## Text under study
# # # # # # #
Trouillot's poetic writing, close to spiralism (a Haitian literary genre stemming from the Duvalier regimes), attracted readers and publishers alike. His exceptional talent and the depth of his writing place him among some of the greatest francophone authors. His novel La Belle Amour humaine earned him a place among the four finalists for the Prix Goncourt in 2011 – ultimately won that year by Alexis Jenni for L'Art français de la guerre. In 2013, he paid homage to Haitian comedian Karl Marcel Casséus in Parabole du failli.

In addition to writing, Trouillot has taken on many other projects throughout his career. Along with his sister Évelyne and her daughter Nadève Ménard, he founded a writer's organisation named Pré-Texte. In 2014 he wrote, with Raoul Peck and Pascal Bonitzer, the script for Peck's feature film Murder in Pacot. Trouillot is also a co-editor of the journal Cahiers du Vendredi, as well as cofounder and director of Atelier Jeudi Soir.

==Politics==
Trouillot is known for his political stances and for his resistance to the Haitian Duvalierist dictatorship. He was also part of the Collective Non of intellectuals and artists that helped to build momentum for the U.S. and paramilitary-backed ouster of the democratically elected president Jean-Bertrand Aristide. He was a member of the unelected transitional government following the departure of Aristide, as a cabinet minister of culture. The unelected transitional government of Gerard Latortue (of which Trouillot was a member between 2004 and 2006) was shown to be involved in massive human rights violations and to work closely with the "families" of the local elite groups within the country while being heavily funded by the US Bush administration.

As an activist for democracy and justice in his country, his works often give voice to the voiceless, as seen in his 2004 novel, Bicentenaire. In 2016, during an interview in Libération for the publication of his novel Kannjawou, Trouillot denounced the dominance of Evangelical Christian denominations in Haiti. Trouillot is also a founding member of Rasanbleman pou Diyite Ayiti (RADI), which denounces many acts of violence and inequality in the country.
# # # # # # #
## Source material

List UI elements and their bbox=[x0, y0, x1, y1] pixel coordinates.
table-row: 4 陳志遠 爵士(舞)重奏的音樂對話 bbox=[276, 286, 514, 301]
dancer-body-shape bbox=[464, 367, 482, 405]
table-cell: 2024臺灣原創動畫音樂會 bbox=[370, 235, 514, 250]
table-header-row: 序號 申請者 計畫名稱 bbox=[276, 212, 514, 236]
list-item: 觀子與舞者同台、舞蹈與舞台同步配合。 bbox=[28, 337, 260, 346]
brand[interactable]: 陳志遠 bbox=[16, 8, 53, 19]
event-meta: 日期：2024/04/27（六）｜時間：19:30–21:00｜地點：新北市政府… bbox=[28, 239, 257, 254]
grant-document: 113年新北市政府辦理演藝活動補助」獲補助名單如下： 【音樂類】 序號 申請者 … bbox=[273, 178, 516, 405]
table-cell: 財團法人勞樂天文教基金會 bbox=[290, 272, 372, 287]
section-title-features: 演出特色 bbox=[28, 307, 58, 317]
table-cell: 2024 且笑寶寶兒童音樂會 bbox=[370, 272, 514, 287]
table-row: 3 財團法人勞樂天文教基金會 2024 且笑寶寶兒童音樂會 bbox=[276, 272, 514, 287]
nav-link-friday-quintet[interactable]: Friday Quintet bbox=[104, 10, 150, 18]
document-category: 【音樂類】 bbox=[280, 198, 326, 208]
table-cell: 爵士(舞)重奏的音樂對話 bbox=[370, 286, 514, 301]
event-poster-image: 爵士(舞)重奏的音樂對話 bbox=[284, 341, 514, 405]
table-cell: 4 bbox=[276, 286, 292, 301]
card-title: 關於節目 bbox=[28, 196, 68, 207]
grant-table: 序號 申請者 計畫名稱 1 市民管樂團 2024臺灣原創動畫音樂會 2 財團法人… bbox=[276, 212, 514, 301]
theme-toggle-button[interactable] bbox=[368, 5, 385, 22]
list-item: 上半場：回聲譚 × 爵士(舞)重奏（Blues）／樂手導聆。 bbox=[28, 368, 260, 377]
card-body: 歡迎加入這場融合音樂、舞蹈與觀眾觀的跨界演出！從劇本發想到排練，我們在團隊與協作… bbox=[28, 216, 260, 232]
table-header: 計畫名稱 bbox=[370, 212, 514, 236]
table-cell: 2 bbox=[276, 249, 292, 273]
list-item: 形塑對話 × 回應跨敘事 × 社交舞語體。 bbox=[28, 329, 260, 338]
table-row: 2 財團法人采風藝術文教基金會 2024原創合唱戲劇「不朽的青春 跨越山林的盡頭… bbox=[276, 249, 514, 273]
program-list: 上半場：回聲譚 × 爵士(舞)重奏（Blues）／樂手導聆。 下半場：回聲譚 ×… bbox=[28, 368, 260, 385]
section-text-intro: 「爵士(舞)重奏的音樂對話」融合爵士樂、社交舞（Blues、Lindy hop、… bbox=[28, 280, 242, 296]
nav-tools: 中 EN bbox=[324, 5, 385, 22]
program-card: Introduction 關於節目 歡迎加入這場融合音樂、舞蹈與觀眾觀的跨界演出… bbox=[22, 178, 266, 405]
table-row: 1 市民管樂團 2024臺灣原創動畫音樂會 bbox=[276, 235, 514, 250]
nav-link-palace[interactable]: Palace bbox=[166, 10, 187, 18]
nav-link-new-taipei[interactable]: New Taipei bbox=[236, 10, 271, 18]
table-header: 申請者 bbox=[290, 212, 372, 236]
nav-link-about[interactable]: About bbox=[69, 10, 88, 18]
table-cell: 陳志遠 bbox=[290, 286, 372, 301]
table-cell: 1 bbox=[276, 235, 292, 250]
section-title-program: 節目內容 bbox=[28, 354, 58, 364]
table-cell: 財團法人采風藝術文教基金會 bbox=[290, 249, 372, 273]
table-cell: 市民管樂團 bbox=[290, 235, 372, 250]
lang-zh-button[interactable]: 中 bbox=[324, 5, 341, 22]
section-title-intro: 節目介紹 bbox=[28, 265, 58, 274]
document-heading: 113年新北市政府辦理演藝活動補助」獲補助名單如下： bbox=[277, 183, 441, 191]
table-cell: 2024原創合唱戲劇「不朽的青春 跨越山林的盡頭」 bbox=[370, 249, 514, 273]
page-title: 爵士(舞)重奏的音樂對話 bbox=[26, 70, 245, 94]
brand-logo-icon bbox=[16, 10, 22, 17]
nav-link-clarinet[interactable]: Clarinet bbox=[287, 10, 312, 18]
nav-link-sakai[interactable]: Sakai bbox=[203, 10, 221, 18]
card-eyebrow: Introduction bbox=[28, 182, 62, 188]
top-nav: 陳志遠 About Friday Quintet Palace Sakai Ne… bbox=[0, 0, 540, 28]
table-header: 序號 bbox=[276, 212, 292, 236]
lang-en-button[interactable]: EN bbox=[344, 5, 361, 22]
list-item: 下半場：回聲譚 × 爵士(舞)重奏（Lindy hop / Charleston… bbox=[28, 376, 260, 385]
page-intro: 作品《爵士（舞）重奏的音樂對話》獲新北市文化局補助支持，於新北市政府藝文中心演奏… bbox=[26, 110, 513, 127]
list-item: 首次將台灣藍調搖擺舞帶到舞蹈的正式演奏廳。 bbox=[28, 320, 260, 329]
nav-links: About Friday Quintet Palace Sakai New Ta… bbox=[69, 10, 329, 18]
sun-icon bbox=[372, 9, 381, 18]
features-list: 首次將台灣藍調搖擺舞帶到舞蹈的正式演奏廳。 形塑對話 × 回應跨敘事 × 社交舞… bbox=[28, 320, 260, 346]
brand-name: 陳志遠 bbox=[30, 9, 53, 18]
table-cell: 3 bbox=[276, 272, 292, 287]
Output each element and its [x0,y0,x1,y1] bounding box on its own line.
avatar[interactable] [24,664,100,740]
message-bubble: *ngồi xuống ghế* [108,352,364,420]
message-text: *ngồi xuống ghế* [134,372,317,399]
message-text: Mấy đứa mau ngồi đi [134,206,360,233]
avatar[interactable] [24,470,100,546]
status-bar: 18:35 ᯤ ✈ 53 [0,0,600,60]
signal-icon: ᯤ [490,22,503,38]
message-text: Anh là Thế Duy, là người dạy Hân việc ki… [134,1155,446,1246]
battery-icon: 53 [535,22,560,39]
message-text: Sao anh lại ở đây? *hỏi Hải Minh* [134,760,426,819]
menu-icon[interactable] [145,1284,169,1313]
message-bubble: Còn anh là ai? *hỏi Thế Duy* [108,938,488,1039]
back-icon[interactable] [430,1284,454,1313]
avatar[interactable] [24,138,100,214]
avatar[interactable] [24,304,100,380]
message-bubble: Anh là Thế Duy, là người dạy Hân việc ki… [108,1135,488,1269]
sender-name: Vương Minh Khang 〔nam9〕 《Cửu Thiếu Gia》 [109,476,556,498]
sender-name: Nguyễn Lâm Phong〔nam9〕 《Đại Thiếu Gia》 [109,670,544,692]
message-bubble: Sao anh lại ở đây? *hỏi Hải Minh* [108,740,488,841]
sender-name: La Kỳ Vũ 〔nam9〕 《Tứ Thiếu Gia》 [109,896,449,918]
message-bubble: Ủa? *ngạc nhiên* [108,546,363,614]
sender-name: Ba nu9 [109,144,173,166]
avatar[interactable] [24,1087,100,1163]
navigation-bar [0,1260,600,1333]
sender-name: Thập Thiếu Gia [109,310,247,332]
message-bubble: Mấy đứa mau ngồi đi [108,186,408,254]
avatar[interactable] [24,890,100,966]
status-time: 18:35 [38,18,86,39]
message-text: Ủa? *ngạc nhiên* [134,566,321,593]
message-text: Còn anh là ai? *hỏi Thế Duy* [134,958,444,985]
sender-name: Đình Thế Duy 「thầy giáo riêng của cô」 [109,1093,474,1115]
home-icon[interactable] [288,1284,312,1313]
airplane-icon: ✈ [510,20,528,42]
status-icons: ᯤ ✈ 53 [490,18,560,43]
# # # # # # #
## What the task asks
Extract the part of the passage on Trouillot starting at "Trouillot's poetic writing, close" and ending at "Parabole du failli.". The items come from a different source than the passage on Trouillot.

## Task output
Trouillot's poetic writing, close to spiralism (a Haitian literary genre stemming from the Duvalier regimes), attracted readers and publishers alike. His exceptional talent and the depth of his writing place him among some of the greatest francophone authors. His novel La Belle Amour humaine earned him a place among the four finalists for the Prix Goncourt in 2011 – ultimately won that year by Alexis Jenni for L'Art français de la guerre. In 2013, he paid homage to Haitian comedian Karl Marcel Casséus in Parabole du failli.